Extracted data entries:
──────────

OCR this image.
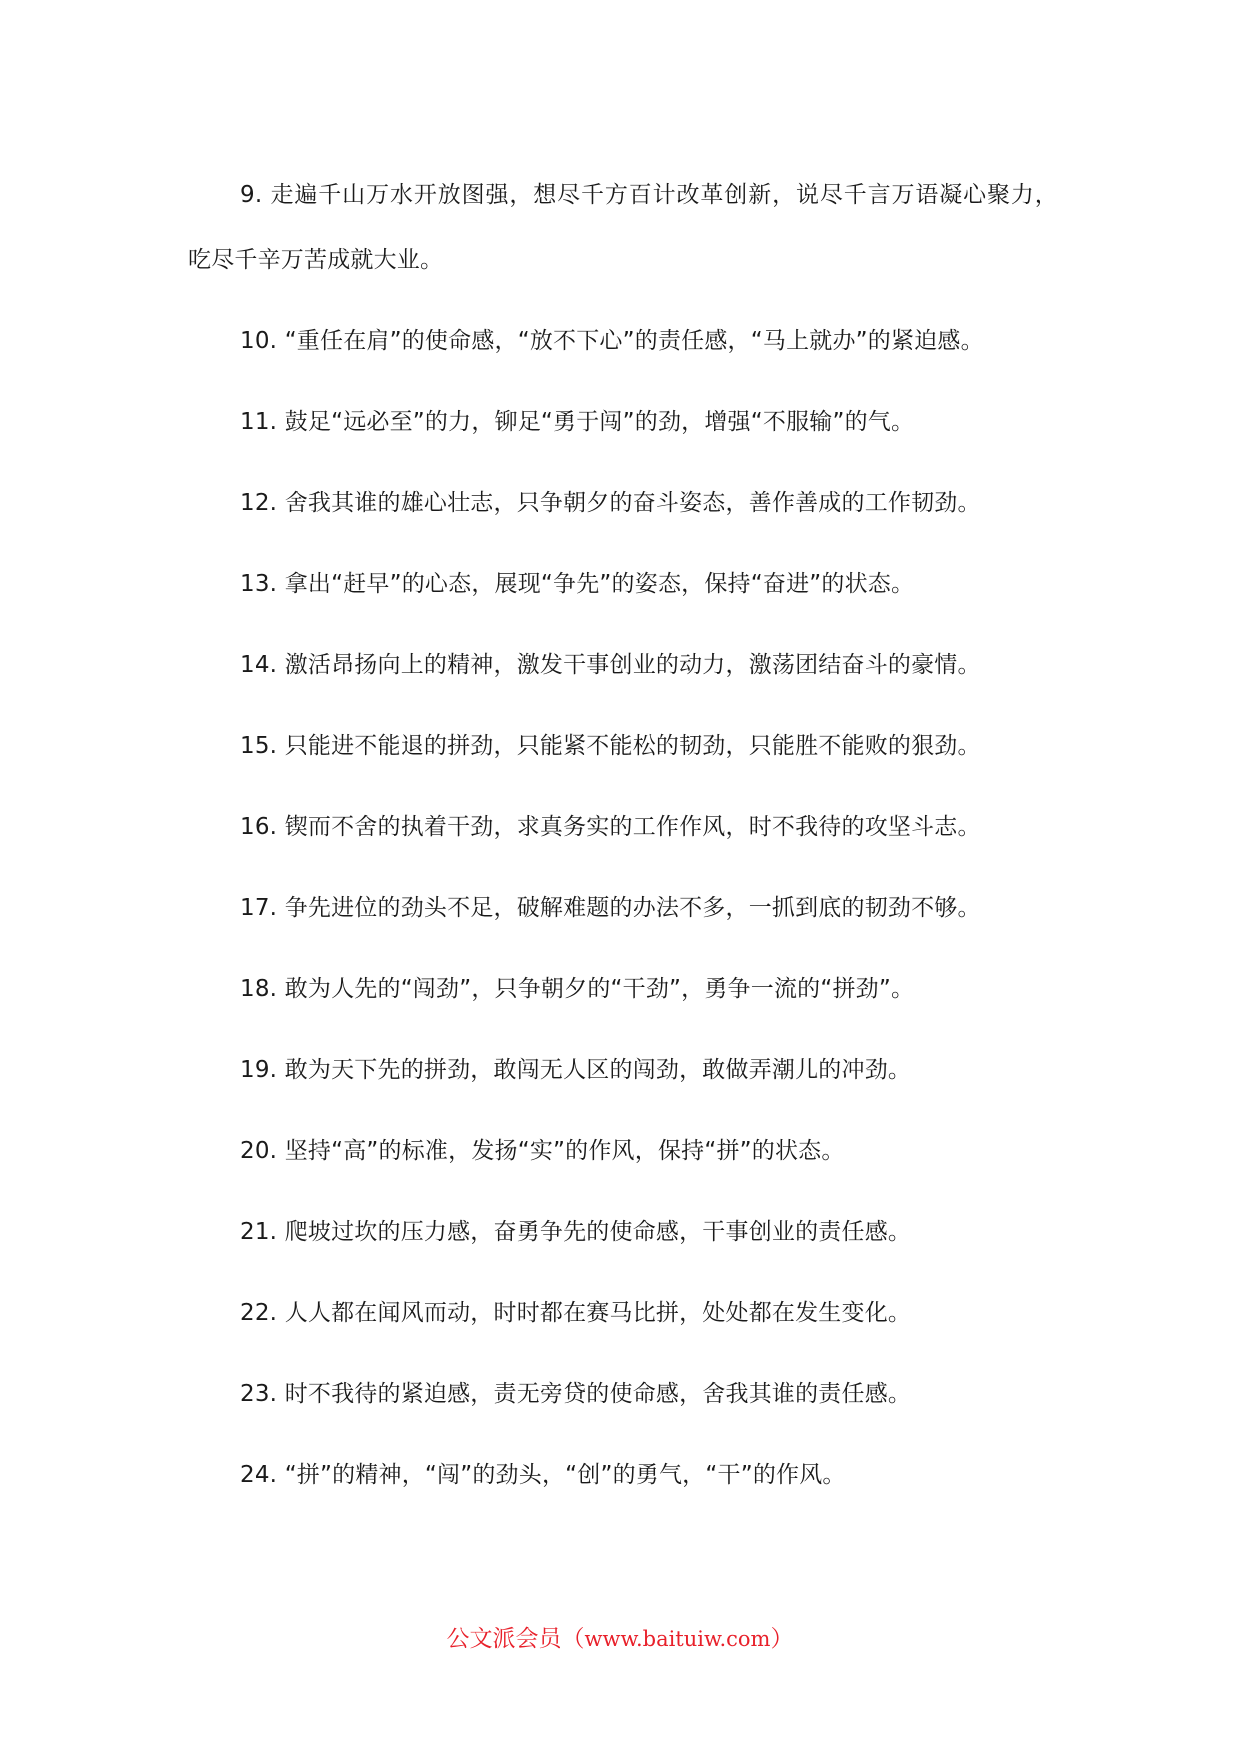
9. 走遍千山万水开放图强，想尽千方百计改革创新，说尽千言万语凝心聚力，吃尽千辛万苦成就大业。

10. “重任在肩”的使命感，“放不下心”的责任感，“马上就办”的紧迫感。

11. 鼓足“远必至”的力，铆足“勇于闯”的劲，增强“不服输”的气。

12. 舍我其谁的雄心壮志，只争朝夕的奋斗姿态，善作善成的工作韧劲。

13. 拿出“赶早”的心态，展现“争先”的姿态，保持“奋进”的状态。

14. 激活昂扬向上的精神，激发干事创业的动力，激荡团结奋斗的豪情。

15. 只能进不能退的拼劲，只能紧不能松的韧劲，只能胜不能败的狠劲。

16. 锲而不舍的执着干劲，求真务实的工作作风，时不我待的攻坚斗志。

17. 争先进位的劲头不足，破解难题的办法不多，一抓到底的韧劲不够。

18. 敢为人先的“闯劲”，只争朝夕的“干劲”，勇争一流的“拼劲”。

19. 敢为天下先的拼劲，敢闯无人区的闯劲，敢做弄潮儿的冲劲。

20. 坚持“高”的标准，发扬“实”的作风，保持“拼”的状态。

21. 爬坡过坎的压力感，奋勇争先的使命感，干事创业的责任感。

22. 人人都在闻风而动，时时都在赛马比拼，处处都在发生变化。

23. 时不我待的紧迫感，责无旁贷的使命感，舍我其谁的责任感。

24. “拼”的精神，“闯”的劲头，“创”的勇气，“干”的作风。

公文派会员（www.baituiw.com）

──────────

[BRIEF] Copy all the entries word for word. Omit any pictures.

[WRITTEN SOLUTION]
OCR this image.
9. 走遍千山万水开放图强，想尽千方百计改革创新，说尽千言万语凝心聚力，吃尽千辛万苦成就大业。

10. “重任在肩”的使命感，“放不下心”的责任感，“马上就办”的紧迫感。

11. 鼓足“远必至”的力，铆足“勇于闯”的劲，增强“不服输”的气。

12. 舍我其谁的雄心壮志，只争朝夕的奋斗姿态，善作善成的工作韧劲。

13. 拿出“赶早”的心态，展现“争先”的姿态，保持“奋进”的状态。

14. 激活昂扬向上的精神，激发干事创业的动力，激荡团结奋斗的豪情。

15. 只能进不能退的拼劲，只能紧不能松的韧劲，只能胜不能败的狠劲。

16. 锲而不舍的执着干劲，求真务实的工作作风，时不我待的攻坚斗志。

17. 争先进位的劲头不足，破解难题的办法不多，一抓到底的韧劲不够。

18. 敢为人先的“闯劲”，只争朝夕的“干劲”，勇争一流的“拼劲”。

19. 敢为天下先的拼劲，敢闯无人区的闯劲，敢做弄潮儿的冲劲。

20. 坚持“高”的标准，发扬“实”的作风，保持“拼”的状态。

21. 爬坡过坎的压力感，奋勇争先的使命感，干事创业的责任感。

22. 人人都在闻风而动，时时都在赛马比拼，处处都在发生变化。

23. 时不我待的紧迫感，责无旁贷的使命感，舍我其谁的责任感。

24. “拼”的精神，“闯”的劲头，“创”的勇气，“干”的作风。

公文派会员（www.baituiw.com）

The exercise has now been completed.